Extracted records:
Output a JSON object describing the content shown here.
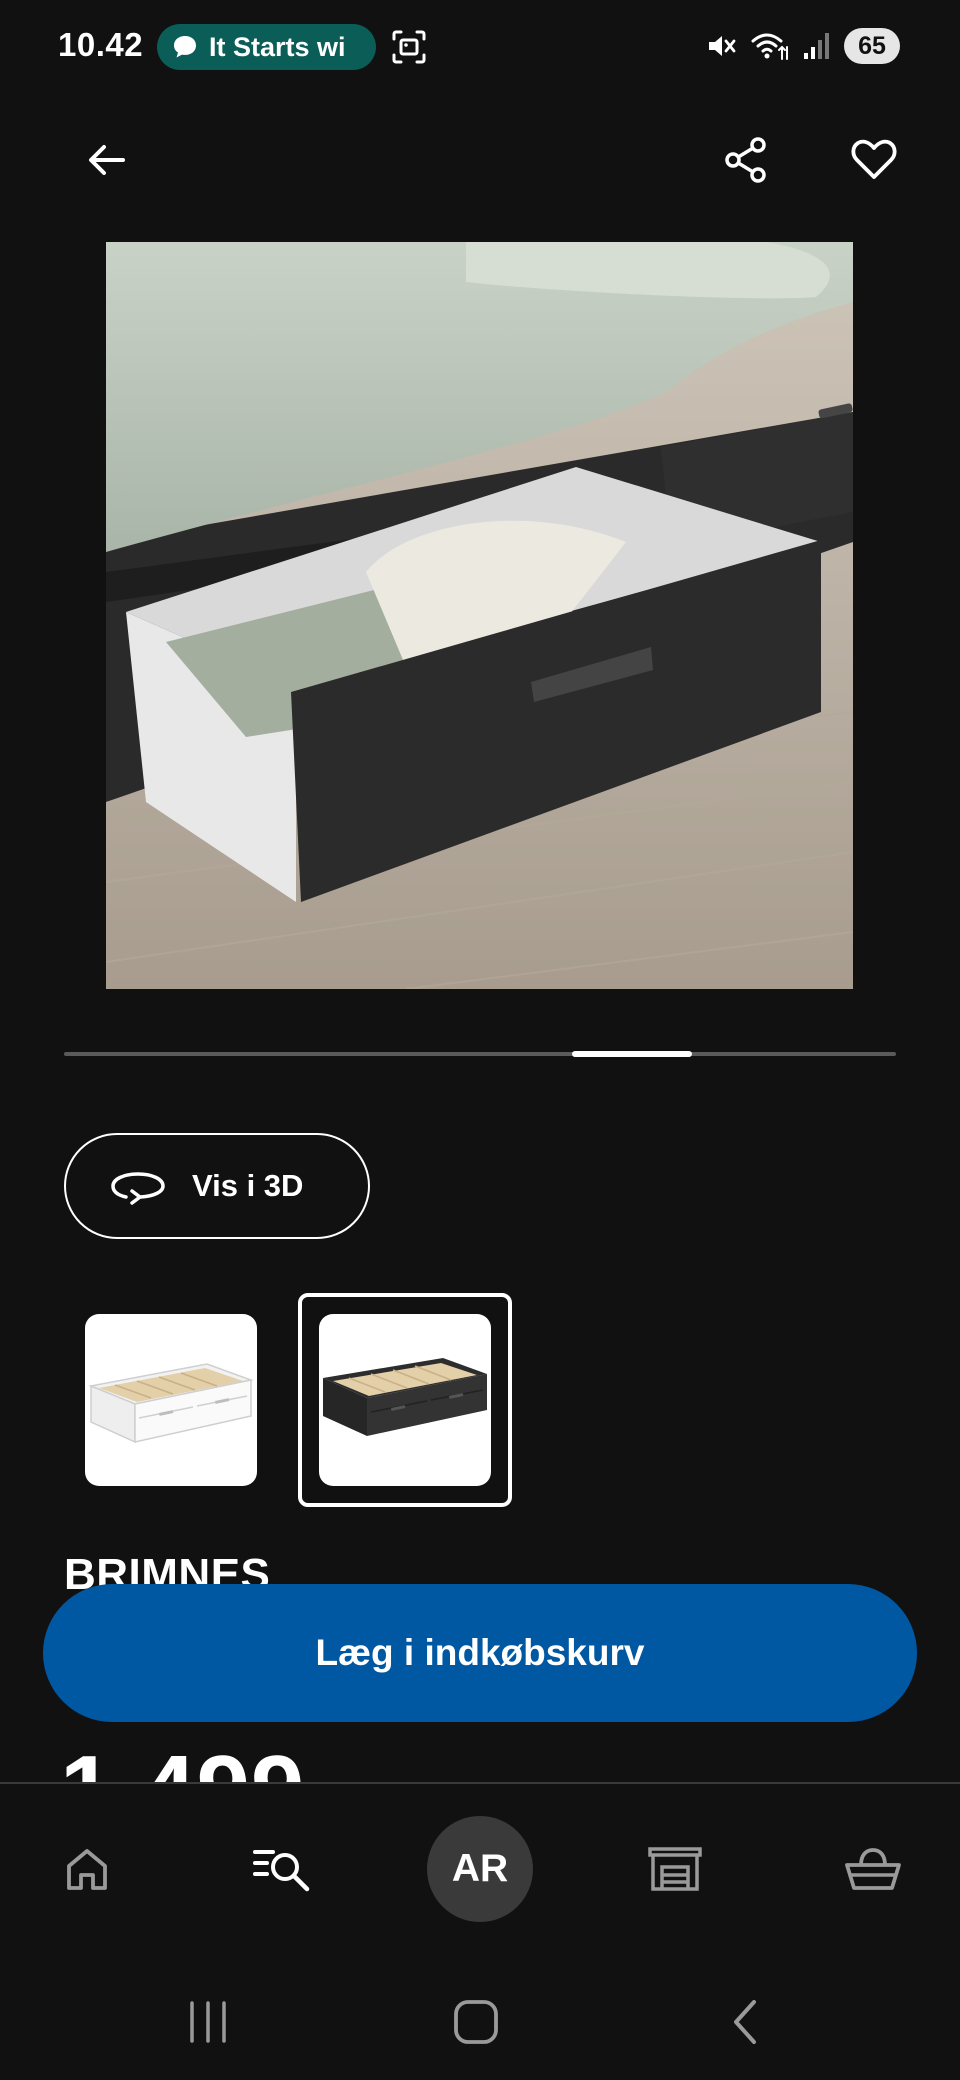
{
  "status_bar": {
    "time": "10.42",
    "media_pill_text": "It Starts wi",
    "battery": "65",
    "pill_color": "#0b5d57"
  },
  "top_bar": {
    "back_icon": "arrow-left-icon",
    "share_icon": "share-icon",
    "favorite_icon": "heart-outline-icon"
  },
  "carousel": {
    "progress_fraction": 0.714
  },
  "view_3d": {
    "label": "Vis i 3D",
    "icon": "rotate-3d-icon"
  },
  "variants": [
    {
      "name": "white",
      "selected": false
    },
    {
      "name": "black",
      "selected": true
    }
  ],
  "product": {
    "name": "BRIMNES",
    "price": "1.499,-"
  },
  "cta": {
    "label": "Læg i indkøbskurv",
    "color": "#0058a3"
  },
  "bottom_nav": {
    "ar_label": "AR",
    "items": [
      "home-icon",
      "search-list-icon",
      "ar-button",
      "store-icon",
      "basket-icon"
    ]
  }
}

■ **DIRECTIONS FOR THIS TASK**:
Reproduce all the entries that precede this task, word for word, minus any pictures.

■ **REPLY TO THE EXERCISE**:
Output a JSON object describing the content shown here.
{
  "status_bar": {
    "time": "10.42",
    "media_pill_text": "It Starts wi",
    "battery": "65",
    "pill_color": "#0b5d57"
  },
  "top_bar": {
    "back_icon": "arrow-left-icon",
    "share_icon": "share-icon",
    "favorite_icon": "heart-outline-icon"
  },
  "carousel": {
    "progress_fraction": 0.714
  },
  "view_3d": {
    "label": "Vis i 3D",
    "icon": "rotate-3d-icon"
  },
  "variants": [
    {
      "name": "white",
      "selected": false
    },
    {
      "name": "black",
      "selected": true
    }
  ],
  "product": {
    "name": "BRIMNES",
    "price": "1.499,-"
  },
  "cta": {
    "label": "Læg i indkøbskurv",
    "color": "#0058a3"
  },
  "bottom_nav": {
    "ar_label": "AR",
    "items": [
      "home-icon",
      "search-list-icon",
      "ar-button",
      "store-icon",
      "basket-icon"
    ]
  }
}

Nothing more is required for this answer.